[Input records start]

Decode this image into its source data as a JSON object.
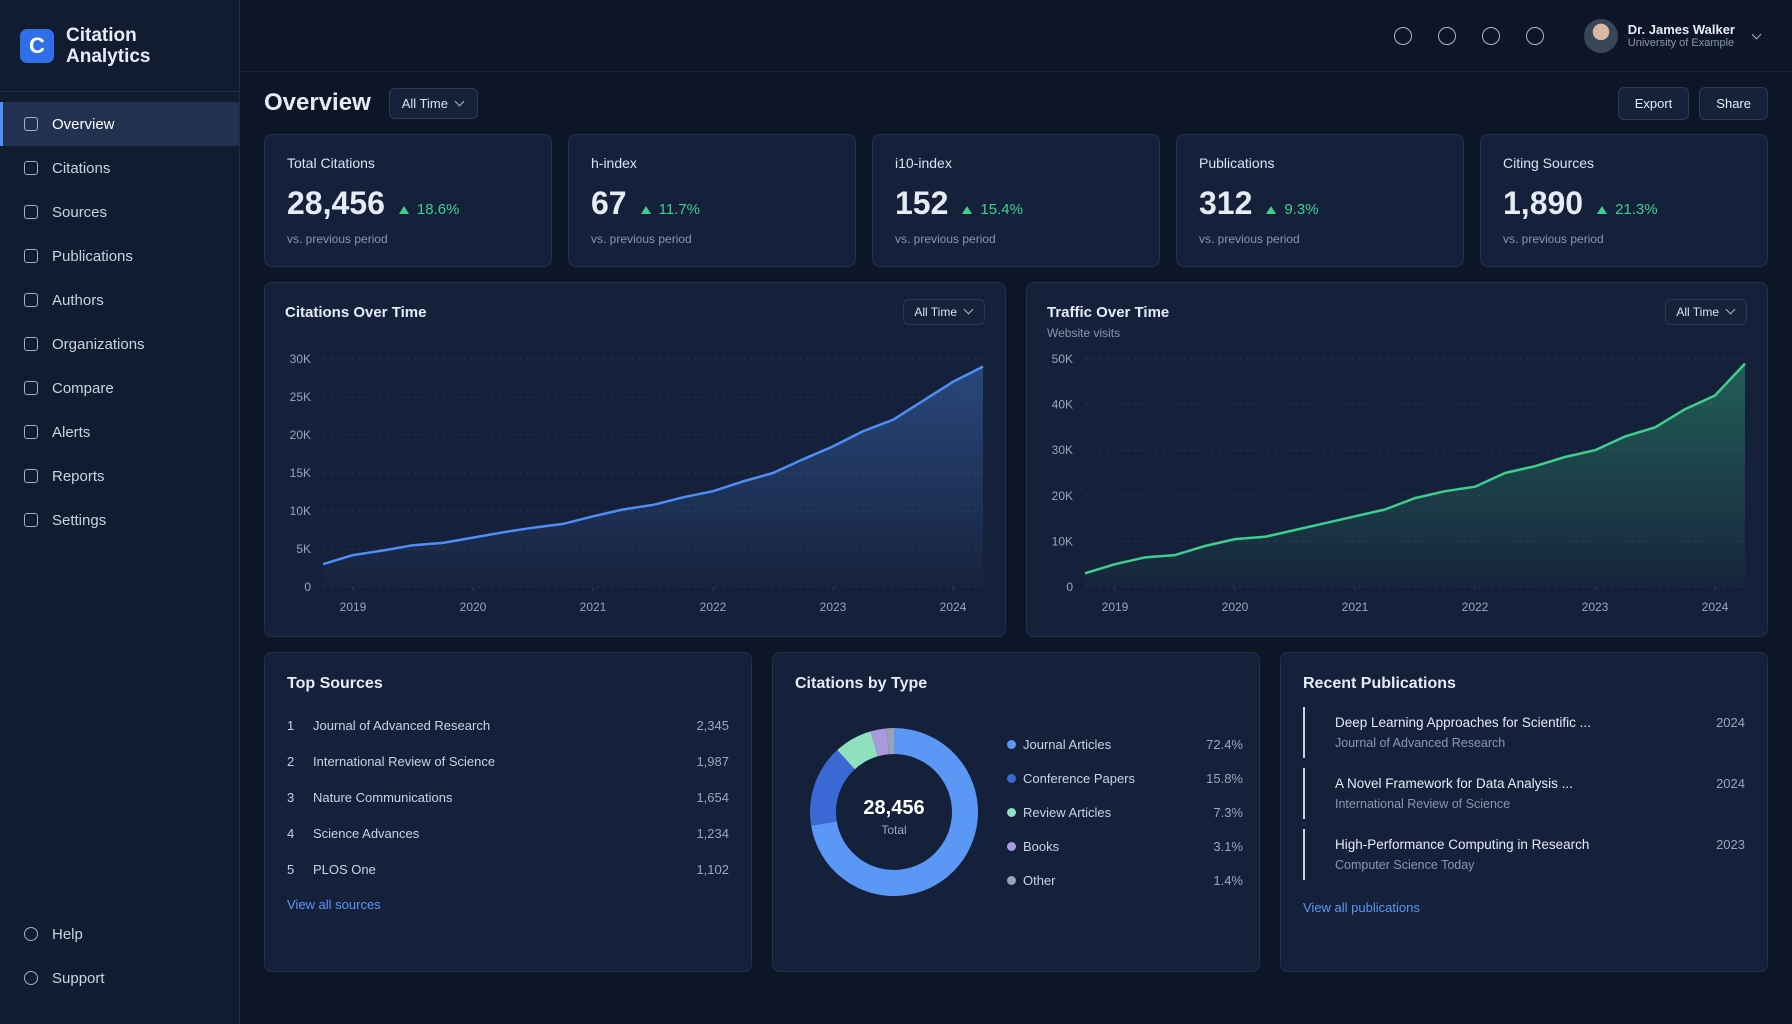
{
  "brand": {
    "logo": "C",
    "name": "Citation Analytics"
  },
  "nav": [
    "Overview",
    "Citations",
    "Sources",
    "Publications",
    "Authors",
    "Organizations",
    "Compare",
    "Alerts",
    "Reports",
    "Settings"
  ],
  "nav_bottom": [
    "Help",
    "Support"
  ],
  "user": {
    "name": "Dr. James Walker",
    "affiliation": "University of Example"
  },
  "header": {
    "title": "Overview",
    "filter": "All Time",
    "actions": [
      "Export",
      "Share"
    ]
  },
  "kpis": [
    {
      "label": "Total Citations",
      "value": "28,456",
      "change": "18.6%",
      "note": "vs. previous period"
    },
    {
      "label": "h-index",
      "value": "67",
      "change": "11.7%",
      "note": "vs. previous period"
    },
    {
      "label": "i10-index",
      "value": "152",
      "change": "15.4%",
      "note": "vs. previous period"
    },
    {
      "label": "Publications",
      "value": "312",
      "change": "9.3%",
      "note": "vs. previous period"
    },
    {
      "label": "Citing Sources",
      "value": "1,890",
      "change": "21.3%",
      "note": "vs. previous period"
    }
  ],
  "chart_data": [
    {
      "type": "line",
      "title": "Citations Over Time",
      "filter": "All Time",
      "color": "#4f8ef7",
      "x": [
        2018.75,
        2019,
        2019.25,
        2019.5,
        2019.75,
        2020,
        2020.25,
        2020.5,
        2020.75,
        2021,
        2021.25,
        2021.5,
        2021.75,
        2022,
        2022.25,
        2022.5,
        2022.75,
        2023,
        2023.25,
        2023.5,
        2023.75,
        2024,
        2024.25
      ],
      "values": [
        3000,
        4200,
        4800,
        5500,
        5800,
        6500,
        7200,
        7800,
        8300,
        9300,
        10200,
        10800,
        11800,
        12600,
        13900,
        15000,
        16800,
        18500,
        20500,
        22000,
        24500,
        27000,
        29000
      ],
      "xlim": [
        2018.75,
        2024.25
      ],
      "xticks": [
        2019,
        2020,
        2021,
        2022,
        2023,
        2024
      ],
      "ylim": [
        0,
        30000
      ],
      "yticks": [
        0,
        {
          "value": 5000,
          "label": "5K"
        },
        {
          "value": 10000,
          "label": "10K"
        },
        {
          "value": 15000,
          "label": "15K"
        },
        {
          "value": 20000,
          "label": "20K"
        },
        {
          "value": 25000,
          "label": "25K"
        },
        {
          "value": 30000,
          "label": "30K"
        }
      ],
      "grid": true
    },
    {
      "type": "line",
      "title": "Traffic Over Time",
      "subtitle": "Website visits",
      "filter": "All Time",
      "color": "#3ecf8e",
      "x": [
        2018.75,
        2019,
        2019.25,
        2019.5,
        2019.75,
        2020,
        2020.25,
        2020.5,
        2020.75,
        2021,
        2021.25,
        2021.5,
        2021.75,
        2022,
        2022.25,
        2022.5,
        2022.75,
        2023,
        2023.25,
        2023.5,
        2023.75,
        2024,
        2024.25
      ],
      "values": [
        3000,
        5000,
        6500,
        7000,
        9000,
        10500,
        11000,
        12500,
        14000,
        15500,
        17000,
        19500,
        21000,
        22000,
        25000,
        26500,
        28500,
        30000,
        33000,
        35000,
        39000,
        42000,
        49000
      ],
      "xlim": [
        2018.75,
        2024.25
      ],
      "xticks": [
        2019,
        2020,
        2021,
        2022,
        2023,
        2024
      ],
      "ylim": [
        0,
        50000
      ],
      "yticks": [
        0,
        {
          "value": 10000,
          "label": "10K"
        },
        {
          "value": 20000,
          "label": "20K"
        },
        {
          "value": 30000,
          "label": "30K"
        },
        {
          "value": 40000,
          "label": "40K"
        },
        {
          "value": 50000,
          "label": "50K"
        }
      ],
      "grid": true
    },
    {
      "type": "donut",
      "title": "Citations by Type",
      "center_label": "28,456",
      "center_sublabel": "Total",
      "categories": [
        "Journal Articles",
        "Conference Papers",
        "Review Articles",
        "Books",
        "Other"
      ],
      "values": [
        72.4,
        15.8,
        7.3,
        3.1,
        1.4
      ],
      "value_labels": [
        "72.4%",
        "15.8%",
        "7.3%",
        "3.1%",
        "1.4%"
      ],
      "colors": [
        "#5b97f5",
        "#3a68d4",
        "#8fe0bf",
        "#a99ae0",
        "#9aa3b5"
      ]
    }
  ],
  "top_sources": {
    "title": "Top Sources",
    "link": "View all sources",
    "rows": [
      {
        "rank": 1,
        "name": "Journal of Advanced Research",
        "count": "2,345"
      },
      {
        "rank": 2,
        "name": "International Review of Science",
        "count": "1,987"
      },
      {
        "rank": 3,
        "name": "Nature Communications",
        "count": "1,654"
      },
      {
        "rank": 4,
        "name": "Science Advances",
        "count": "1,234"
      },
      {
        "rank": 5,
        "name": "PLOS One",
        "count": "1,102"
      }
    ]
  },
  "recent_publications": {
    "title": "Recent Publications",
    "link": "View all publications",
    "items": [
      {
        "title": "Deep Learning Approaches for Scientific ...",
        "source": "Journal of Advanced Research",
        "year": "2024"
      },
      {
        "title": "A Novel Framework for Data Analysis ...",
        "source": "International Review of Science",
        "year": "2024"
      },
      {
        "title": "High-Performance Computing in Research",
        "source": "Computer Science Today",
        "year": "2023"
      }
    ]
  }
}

[Input records end]

*Work instructions*. Only the number should be given: how many lines of the data contain the word "change"?

*Completed task*. 5